** Opening Source text block **

Researchers Confirm First Dynamic Transition in Supercooled Water

A groundbreaking study published in Nature Physics has marked the first experimental observation of a fragile-to-strong transition in deeply supercooled water. This finding resolves a scientific challenge that has persisted for nearly three decades, further illuminating the anomalous behavior of this essential substance.

Water exhibits unique properties when cooled below its freezing point without crystallization. Previous research indicated that the viscosity of water would diverge to infinity around 227 K (approximately –46°C), suggesting that liquid water’s motion would effectively freeze. Yet, this prediction conflicted with other known characteristics of water, leading scientists to propose that the viscosity trend undergoes a significant change at a specific low temperature.

To delve deeper into this phenomenon, researchers approached the study with insights from both theory and experimentation. Co-authors of the study, Prof. Kyung Hwan Kim from POSTECH and Prof. Anders Nilsson from Stockholm University, discussed the importance of their work. “Water is the most essential substance for life and for countless natural phenomena, yet it is also the liquid that exhibits the most anomalous properties,” noted Kim. “The key to uncovering their origin is believed to lie in the deeply supercooled regime.”

Overcoming Experimental Challenges

The fragile-to-strong transition had eluded direct experimental verification primarily due to the rapid crystallization of water when cooled below approximately 235 K. The researchers’ breakthrough involved an innovative approach that combined a droplet-based sample scheme with ultrafast X-ray free-electron lasers.

“We created liquid water down to –45°C by rapidly evaporating it under vacuum, allowing it to remain supercooled for only a brief moment,” explained Nilsson. The experimental setup generated micron-sized water droplets, about 17 μm across, which traveled through a vacuum chamber. As the droplets evaporated, they reached deeply supercooled temperatures between 228 K and 270 K (or –45°C to –3°C).

The researchers then applied femtosecond infrared laser pulses to induce a small temperature change of less than 1 K in each droplet. They monitored the liquid structure’s relaxation back toward equilibrium, capturing how water’s hydrogen-bonding structure evolved after each temperature perturbation.

Tracking Structural Relaxation

Utilizing ultrashort X-ray pulses from the SwissFEL facility, the team observed wide-angle X-ray scattering patterns at various time delays. This allowed them to directly track the structural relaxation dynamics of water. “In our experiment, we applied a small perturbation to liquid water at each temperature and then tracked the structural relaxation dynamics to a new equilibrium state over time,” Kim stated.

The results revealed a clear dynamic crossover at approximately 233 K (around –40°C). Above this temperature, relaxation times increased rapidly with decreasing temperature, indicative of fragile liquids. In contrast, below 233 K, the data followed a shallower Arrhenius temperature dependence typical of strong liquids.

To validate their experimental findings, the researchers conducted molecular dynamics simulations using the TIP4P/2005 water model. This model successfully reproduced a similar fragile-to-strong crossover, with a transition appearing around 238.7 K.

** Closing Source text block **
** Opening Data under study block **

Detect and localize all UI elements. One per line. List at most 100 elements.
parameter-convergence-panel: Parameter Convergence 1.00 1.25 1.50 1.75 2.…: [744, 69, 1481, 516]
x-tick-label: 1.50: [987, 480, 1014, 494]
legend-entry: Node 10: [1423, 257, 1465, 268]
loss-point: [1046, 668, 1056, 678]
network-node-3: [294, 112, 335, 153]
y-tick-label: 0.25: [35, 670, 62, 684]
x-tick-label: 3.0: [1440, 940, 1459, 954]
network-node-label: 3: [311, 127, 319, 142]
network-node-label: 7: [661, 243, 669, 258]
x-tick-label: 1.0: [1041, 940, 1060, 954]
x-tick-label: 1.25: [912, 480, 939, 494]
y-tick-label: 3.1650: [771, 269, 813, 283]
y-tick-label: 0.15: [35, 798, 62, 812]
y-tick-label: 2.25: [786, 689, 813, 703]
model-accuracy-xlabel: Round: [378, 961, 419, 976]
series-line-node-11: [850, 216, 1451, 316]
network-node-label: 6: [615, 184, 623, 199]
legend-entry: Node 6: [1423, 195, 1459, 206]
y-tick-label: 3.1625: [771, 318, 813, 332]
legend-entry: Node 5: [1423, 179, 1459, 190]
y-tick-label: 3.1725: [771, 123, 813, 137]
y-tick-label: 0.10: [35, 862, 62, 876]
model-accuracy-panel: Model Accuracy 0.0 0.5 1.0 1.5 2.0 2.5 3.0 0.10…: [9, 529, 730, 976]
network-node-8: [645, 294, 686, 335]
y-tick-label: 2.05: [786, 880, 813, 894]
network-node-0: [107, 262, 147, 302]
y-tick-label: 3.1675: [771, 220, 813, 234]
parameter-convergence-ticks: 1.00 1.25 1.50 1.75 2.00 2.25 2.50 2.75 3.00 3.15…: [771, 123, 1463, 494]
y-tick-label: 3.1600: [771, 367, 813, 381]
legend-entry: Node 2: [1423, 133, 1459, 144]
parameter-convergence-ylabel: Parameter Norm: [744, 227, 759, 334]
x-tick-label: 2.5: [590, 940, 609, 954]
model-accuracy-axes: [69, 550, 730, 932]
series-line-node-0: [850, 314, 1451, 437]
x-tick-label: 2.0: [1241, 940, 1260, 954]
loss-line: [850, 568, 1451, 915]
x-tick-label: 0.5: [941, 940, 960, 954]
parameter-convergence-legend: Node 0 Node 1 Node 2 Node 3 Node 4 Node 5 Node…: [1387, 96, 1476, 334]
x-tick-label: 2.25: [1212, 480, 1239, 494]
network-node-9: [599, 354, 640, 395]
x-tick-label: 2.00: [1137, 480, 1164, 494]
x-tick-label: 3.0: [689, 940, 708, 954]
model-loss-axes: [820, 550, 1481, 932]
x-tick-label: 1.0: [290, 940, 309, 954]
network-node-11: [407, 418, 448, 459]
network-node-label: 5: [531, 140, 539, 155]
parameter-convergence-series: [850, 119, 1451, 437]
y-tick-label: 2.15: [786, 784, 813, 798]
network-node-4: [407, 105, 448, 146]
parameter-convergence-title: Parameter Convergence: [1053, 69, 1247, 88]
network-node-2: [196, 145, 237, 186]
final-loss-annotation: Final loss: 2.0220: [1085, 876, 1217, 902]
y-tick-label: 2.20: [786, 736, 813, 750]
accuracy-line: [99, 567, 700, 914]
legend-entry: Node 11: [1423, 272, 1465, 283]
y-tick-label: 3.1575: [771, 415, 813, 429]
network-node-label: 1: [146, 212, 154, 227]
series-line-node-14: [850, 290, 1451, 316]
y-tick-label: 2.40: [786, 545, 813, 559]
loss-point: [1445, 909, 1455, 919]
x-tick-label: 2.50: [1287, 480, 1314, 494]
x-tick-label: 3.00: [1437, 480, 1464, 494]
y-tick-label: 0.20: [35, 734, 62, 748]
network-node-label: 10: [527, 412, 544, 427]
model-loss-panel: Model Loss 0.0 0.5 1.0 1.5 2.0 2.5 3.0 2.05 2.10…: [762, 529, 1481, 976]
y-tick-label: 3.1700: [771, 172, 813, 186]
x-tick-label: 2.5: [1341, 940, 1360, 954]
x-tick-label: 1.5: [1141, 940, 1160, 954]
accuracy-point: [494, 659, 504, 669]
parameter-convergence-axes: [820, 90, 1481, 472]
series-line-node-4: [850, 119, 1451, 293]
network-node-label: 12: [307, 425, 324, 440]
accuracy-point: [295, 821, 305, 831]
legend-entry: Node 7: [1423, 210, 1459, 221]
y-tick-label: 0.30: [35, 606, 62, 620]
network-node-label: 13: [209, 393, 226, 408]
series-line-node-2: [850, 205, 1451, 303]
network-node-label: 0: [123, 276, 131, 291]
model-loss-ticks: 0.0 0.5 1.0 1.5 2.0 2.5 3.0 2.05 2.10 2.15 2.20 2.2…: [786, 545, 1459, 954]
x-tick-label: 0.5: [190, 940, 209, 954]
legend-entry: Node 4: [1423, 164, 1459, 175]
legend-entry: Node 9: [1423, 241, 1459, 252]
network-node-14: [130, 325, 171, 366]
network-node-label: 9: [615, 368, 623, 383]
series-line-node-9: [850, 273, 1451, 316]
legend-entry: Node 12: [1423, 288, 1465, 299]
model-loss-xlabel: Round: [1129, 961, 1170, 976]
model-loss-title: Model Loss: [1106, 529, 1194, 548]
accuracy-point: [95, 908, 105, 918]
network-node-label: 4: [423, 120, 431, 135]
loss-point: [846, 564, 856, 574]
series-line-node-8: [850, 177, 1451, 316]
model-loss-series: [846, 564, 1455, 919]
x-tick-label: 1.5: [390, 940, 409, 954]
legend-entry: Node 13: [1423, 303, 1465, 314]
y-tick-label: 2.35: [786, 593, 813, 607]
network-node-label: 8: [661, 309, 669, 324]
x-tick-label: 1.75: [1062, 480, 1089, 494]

** Closing Data under study block **

Brief: For each statement, say yes or no depending on whether the supercooled water article agrees with it, and quote the deciding words from the article. (a) The droplets in the experiment were about 17 μm across. (b) The researchers found the dynamic crossover at approximately 227 K. (c) Water crystallizes rapidly when cooled below approximately 250 K. Answer using only the supercooled water article, not the records.

Written reply:
(a) Yes: "The experimental setup generated micron-sized water droplets, about 17 μm across"
(b) No: "The results revealed a clear dynamic crossover at approximately 233 K (around –40°C)."
(c) No: "the rapid crystallization of water when cooled below approximately 235 K"